BEGIN Records for the exercise

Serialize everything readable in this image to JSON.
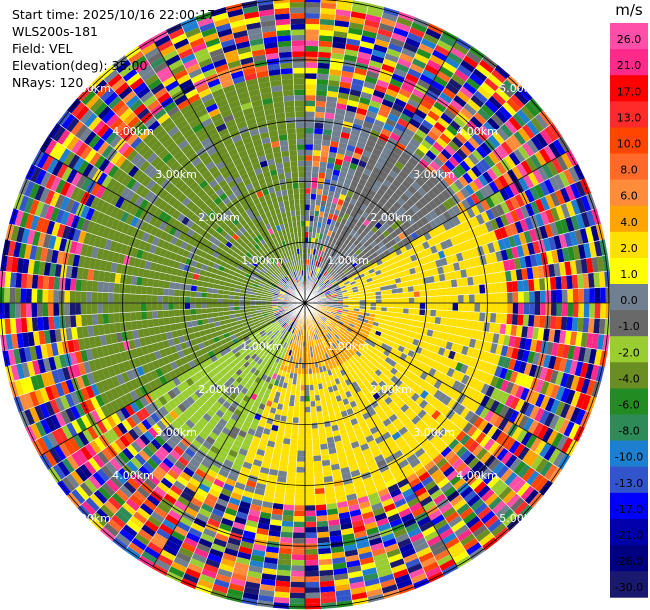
{
  "header": {
    "start_time": "Start time: 2025/10/16 22:00:17",
    "instrument": "WLS200s-181",
    "field": "Field: VEL",
    "elevation": "Elevation(deg): 35.00",
    "nrays": "NRays: 120"
  },
  "chart_data": {
    "type": "heatmap",
    "projection": "polar-ppi",
    "field": "VEL",
    "units": "m/s",
    "nrays": 120,
    "elevation_deg": 35.0,
    "max_range_km": 5.0,
    "range_rings_km": [
      1,
      2,
      3,
      4,
      5
    ],
    "ring_labels": [
      "1.00km",
      "2.00km",
      "3.00km",
      "4.00km",
      "5.00km"
    ],
    "spoke_angles_deg": [
      0,
      30,
      60,
      90,
      120,
      150,
      180,
      210,
      240,
      270,
      300,
      330
    ],
    "colorbar": {
      "unit_label": "m/s",
      "ticks": [
        "26.0",
        "21.0",
        "17.0",
        "13.0",
        "10.0",
        "8.0",
        "6.0",
        "4.0",
        "2.0",
        "1.0",
        "0.0",
        "-1.0",
        "-2.0",
        "-4.0",
        "-6.0",
        "-8.0",
        "-10.0",
        "-13.0",
        "-17.0",
        "-21.0",
        "-26.0",
        "-30.0"
      ],
      "colors": [
        "#ff4fa8",
        "#ff2a8a",
        "#ff0000",
        "#ff2a2a",
        "#ff4500",
        "#ff6a2a",
        "#ff8c3a",
        "#ffa500",
        "#ffe000",
        "#ffff00",
        "#708090",
        "#696969",
        "#9acd32",
        "#6b8e23",
        "#228b22",
        "#2e8b57",
        "#1e7fd0",
        "#3355cc",
        "#0000ff",
        "#0000aa",
        "#000080",
        "#191970"
      ]
    },
    "regions": [
      {
        "azimuth_deg": [
          240,
          360
        ],
        "range_km": [
          0.5,
          3.8
        ],
        "value_ms": -4.0
      },
      {
        "azimuth_deg": [
          200,
          240
        ],
        "range_km": [
          0.5,
          3.0
        ],
        "value_ms": -2.0
      },
      {
        "azimuth_deg": [
          20,
          60
        ],
        "range_km": [
          0.6,
          3.0
        ],
        "value_ms": -1.0
      },
      {
        "azimuth_deg": [
          60,
          200
        ],
        "range_km": [
          0.6,
          3.3
        ],
        "value_ms": 2.0
      },
      {
        "azimuth_deg": [
          100,
          200
        ],
        "range_km": [
          0.0,
          1.2
        ],
        "value_ms": 4.0
      }
    ]
  }
}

END Records for the exercise

> [Task statement]: Give all the entries again exactly, dropping each picture.

> [Answer for this exercise]:
Serialize everything readable in this image to JSON.
{
  "header": {
    "start_time": "Start time: 2025/10/16 22:00:17",
    "instrument": "WLS200s-181",
    "field": "Field: VEL",
    "elevation": "Elevation(deg): 35.00",
    "nrays": "NRays: 120"
  },
  "chart_data": {
    "type": "heatmap",
    "projection": "polar-ppi",
    "field": "VEL",
    "units": "m/s",
    "nrays": 120,
    "elevation_deg": 35.0,
    "max_range_km": 5.0,
    "range_rings_km": [
      1,
      2,
      3,
      4,
      5
    ],
    "ring_labels": [
      "1.00km",
      "2.00km",
      "3.00km",
      "4.00km",
      "5.00km"
    ],
    "spoke_angles_deg": [
      0,
      30,
      60,
      90,
      120,
      150,
      180,
      210,
      240,
      270,
      300,
      330
    ],
    "colorbar": {
      "unit_label": "m/s",
      "ticks": [
        "26.0",
        "21.0",
        "17.0",
        "13.0",
        "10.0",
        "8.0",
        "6.0",
        "4.0",
        "2.0",
        "1.0",
        "0.0",
        "-1.0",
        "-2.0",
        "-4.0",
        "-6.0",
        "-8.0",
        "-10.0",
        "-13.0",
        "-17.0",
        "-21.0",
        "-26.0",
        "-30.0"
      ],
      "colors": [
        "#ff4fa8",
        "#ff2a8a",
        "#ff0000",
        "#ff2a2a",
        "#ff4500",
        "#ff6a2a",
        "#ff8c3a",
        "#ffa500",
        "#ffe000",
        "#ffff00",
        "#708090",
        "#696969",
        "#9acd32",
        "#6b8e23",
        "#228b22",
        "#2e8b57",
        "#1e7fd0",
        "#3355cc",
        "#0000ff",
        "#0000aa",
        "#000080",
        "#191970"
      ]
    },
    "regions": [
      {
        "azimuth_deg": [
          240,
          360
        ],
        "range_km": [
          0.5,
          3.8
        ],
        "value_ms": -4.0
      },
      {
        "azimuth_deg": [
          200,
          240
        ],
        "range_km": [
          0.5,
          3.0
        ],
        "value_ms": -2.0
      },
      {
        "azimuth_deg": [
          20,
          60
        ],
        "range_km": [
          0.6,
          3.0
        ],
        "value_ms": -1.0
      },
      {
        "azimuth_deg": [
          60,
          200
        ],
        "range_km": [
          0.6,
          3.3
        ],
        "value_ms": 2.0
      },
      {
        "azimuth_deg": [
          100,
          200
        ],
        "range_km": [
          0.0,
          1.2
        ],
        "value_ms": 4.0
      }
    ]
  }
}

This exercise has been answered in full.